Exercise prompt: Return each line of the material below unchanged, and leave out the pictures.

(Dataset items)
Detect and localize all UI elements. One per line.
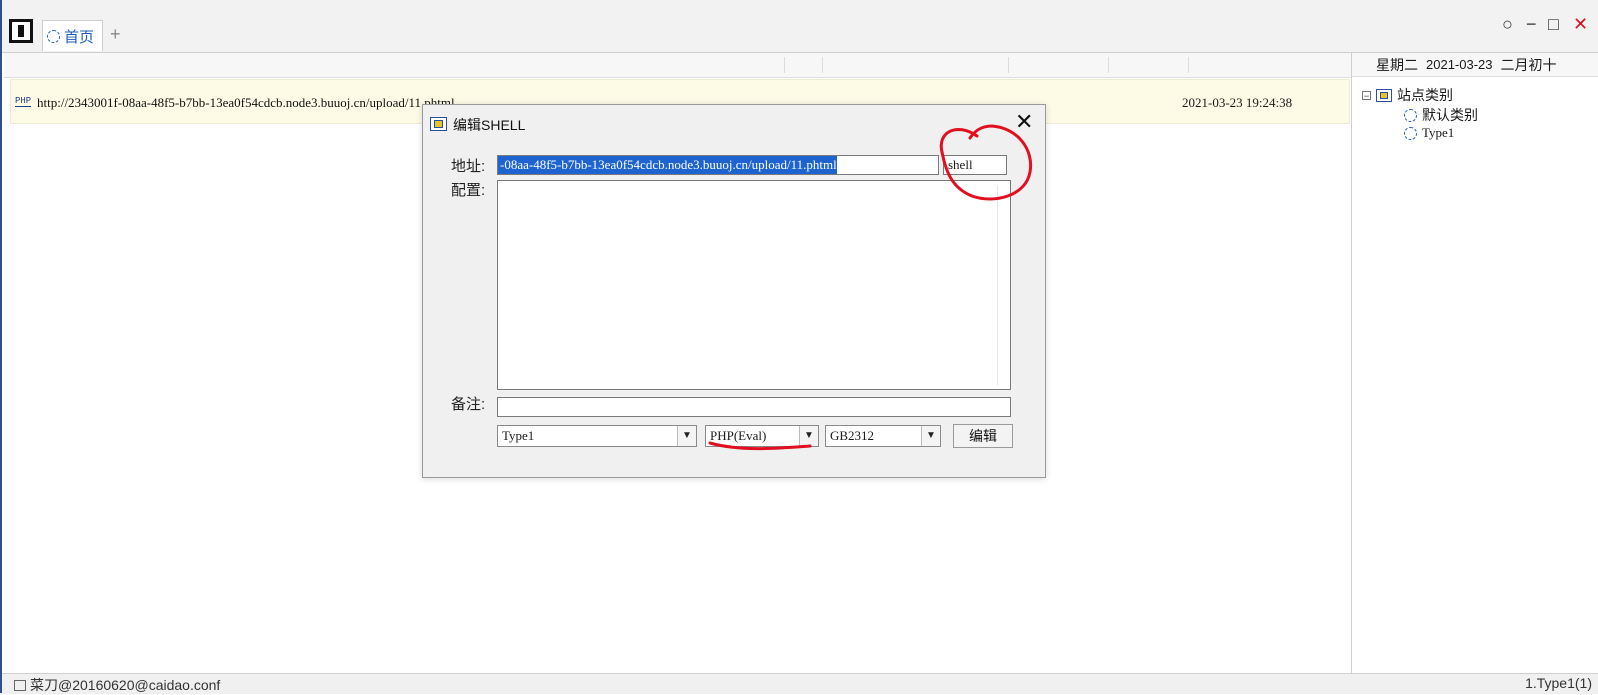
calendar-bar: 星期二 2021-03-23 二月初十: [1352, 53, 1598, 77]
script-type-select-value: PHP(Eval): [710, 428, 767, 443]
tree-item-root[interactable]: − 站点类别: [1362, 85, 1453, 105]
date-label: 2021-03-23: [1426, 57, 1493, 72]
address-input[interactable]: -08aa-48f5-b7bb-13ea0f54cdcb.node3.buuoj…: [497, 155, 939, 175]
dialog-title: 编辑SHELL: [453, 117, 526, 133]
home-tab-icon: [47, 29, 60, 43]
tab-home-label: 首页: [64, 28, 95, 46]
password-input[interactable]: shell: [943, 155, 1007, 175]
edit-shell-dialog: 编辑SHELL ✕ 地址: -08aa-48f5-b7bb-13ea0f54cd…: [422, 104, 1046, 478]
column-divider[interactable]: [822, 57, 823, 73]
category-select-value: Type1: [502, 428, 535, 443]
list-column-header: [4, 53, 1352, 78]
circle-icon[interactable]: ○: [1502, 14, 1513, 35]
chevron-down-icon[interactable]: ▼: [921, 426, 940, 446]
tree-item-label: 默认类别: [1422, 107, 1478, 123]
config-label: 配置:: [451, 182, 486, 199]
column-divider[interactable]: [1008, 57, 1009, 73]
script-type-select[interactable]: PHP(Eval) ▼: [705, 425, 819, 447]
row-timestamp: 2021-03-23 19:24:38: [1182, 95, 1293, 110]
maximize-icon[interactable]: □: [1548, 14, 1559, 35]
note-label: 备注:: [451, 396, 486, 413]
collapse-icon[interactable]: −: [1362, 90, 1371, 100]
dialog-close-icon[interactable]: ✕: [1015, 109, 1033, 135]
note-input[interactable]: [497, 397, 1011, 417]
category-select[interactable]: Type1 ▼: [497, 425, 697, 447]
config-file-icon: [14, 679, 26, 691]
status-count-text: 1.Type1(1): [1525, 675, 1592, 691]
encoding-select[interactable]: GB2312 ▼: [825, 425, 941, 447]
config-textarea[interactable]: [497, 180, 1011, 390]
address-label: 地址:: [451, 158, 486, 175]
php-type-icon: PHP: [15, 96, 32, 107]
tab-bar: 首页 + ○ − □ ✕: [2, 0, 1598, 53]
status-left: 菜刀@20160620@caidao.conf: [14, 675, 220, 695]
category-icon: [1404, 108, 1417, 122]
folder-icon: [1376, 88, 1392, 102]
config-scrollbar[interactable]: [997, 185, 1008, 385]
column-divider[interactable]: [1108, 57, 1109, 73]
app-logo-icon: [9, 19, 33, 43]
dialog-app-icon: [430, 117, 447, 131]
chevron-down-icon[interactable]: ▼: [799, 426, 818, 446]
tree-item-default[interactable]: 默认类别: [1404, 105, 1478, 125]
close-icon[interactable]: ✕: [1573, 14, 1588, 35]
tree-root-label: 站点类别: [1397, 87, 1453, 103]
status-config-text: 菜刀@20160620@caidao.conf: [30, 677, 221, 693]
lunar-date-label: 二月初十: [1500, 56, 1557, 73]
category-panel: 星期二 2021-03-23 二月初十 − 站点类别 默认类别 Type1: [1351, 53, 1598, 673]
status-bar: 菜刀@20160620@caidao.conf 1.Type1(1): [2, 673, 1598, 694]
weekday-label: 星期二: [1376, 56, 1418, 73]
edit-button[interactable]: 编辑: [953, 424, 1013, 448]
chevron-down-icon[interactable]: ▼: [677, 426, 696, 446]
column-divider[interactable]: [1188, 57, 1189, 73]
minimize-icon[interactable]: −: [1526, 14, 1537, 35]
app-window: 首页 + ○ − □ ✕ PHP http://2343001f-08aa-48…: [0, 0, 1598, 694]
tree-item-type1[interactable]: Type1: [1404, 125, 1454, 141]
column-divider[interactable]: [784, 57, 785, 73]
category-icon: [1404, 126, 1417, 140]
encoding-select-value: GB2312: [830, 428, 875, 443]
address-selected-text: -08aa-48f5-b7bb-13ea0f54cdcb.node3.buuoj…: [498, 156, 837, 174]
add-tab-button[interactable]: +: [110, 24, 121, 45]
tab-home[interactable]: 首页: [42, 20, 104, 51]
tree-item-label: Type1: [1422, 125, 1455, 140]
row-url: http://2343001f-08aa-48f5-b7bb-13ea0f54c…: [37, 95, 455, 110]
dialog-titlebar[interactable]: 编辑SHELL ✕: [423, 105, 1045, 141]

Exercise response:
Detect and localize all UI elements. One per line.
calendar-bar: 星期二 2021-03-23 二月初十: [1352, 53, 1598, 77]
script-type-select-value: PHP(Eval): [710, 428, 767, 443]
tree-item-root[interactable]: − 站点类别: [1362, 85, 1453, 105]
date-label: 2021-03-23: [1426, 57, 1493, 72]
address-input[interactable]: -08aa-48f5-b7bb-13ea0f54cdcb.node3.buuoj…: [497, 155, 939, 175]
dialog-title: 编辑SHELL: [453, 117, 526, 133]
home-tab-icon: [47, 29, 60, 43]
tab-home-label: 首页: [64, 28, 95, 46]
password-input[interactable]: shell: [943, 155, 1007, 175]
edit-shell-dialog: 编辑SHELL ✕ 地址: -08aa-48f5-b7bb-13ea0f54cd…: [422, 104, 1046, 478]
column-divider[interactable]: [822, 57, 823, 73]
category-select-value: Type1: [502, 428, 535, 443]
list-column-header: [4, 53, 1352, 78]
circle-icon[interactable]: ○: [1502, 14, 1513, 35]
chevron-down-icon[interactable]: ▼: [921, 426, 940, 446]
tree-item-label: 默认类别: [1422, 107, 1478, 123]
config-label: 配置:: [451, 182, 486, 199]
column-divider[interactable]: [1008, 57, 1009, 73]
script-type-select[interactable]: PHP(Eval) ▼: [705, 425, 819, 447]
row-timestamp: 2021-03-23 19:24:38: [1182, 95, 1293, 110]
maximize-icon[interactable]: □: [1548, 14, 1559, 35]
note-label: 备注:: [451, 396, 486, 413]
collapse-icon[interactable]: −: [1362, 90, 1371, 100]
dialog-close-icon[interactable]: ✕: [1015, 109, 1033, 135]
note-input[interactable]: [497, 397, 1011, 417]
category-select[interactable]: Type1 ▼: [497, 425, 697, 447]
config-file-icon: [14, 679, 26, 691]
status-count-text: 1.Type1(1): [1525, 675, 1592, 691]
encoding-select[interactable]: GB2312 ▼: [825, 425, 941, 447]
config-textarea[interactable]: [497, 180, 1011, 390]
address-label: 地址:: [451, 158, 486, 175]
php-type-icon: PHP: [15, 96, 32, 107]
tab-bar: 首页 + ○ − □ ✕: [2, 0, 1598, 53]
status-left: 菜刀@20160620@caidao.conf: [14, 675, 220, 695]
category-icon: [1404, 108, 1417, 122]
folder-icon: [1376, 88, 1392, 102]
config-scrollbar[interactable]: [997, 185, 1008, 385]
column-divider[interactable]: [1108, 57, 1109, 73]
app-logo-icon: [9, 19, 33, 43]
dialog-app-icon: [430, 117, 447, 131]
chevron-down-icon[interactable]: ▼: [799, 426, 818, 446]
tree-item-default[interactable]: 默认类别: [1404, 105, 1478, 125]
close-icon[interactable]: ✕: [1573, 14, 1588, 35]
tree-root-label: 站点类别: [1397, 87, 1453, 103]
status-config-text: 菜刀@20160620@caidao.conf: [30, 677, 221, 693]
lunar-date-label: 二月初十: [1500, 56, 1557, 73]
category-panel: 星期二 2021-03-23 二月初十 − 站点类别 默认类别 Type1: [1351, 53, 1598, 673]
status-bar: 菜刀@20160620@caidao.conf 1.Type1(1): [2, 673, 1598, 694]
weekday-label: 星期二: [1376, 56, 1418, 73]
edit-button[interactable]: 编辑: [953, 424, 1013, 448]
chevron-down-icon[interactable]: ▼: [677, 426, 696, 446]
column-divider[interactable]: [1188, 57, 1189, 73]
minimize-icon[interactable]: −: [1526, 14, 1537, 35]
app-window: 首页 + ○ − □ ✕ PHP http://2343001f-08aa-48…: [0, 0, 1598, 694]
tree-item-type1[interactable]: Type1: [1404, 125, 1454, 141]
column-divider[interactable]: [784, 57, 785, 73]
category-icon: [1404, 126, 1417, 140]
encoding-select-value: GB2312: [830, 428, 875, 443]
address-selected-text: -08aa-48f5-b7bb-13ea0f54cdcb.node3.buuoj…: [498, 156, 837, 174]
add-tab-button[interactable]: +: [110, 24, 121, 45]
tab-home[interactable]: 首页: [42, 20, 104, 51]
tree-item-label: Type1: [1422, 125, 1455, 140]
row-url: http://2343001f-08aa-48f5-b7bb-13ea0f54c…: [37, 95, 455, 110]
dialog-titlebar[interactable]: 编辑SHELL ✕: [423, 105, 1045, 141]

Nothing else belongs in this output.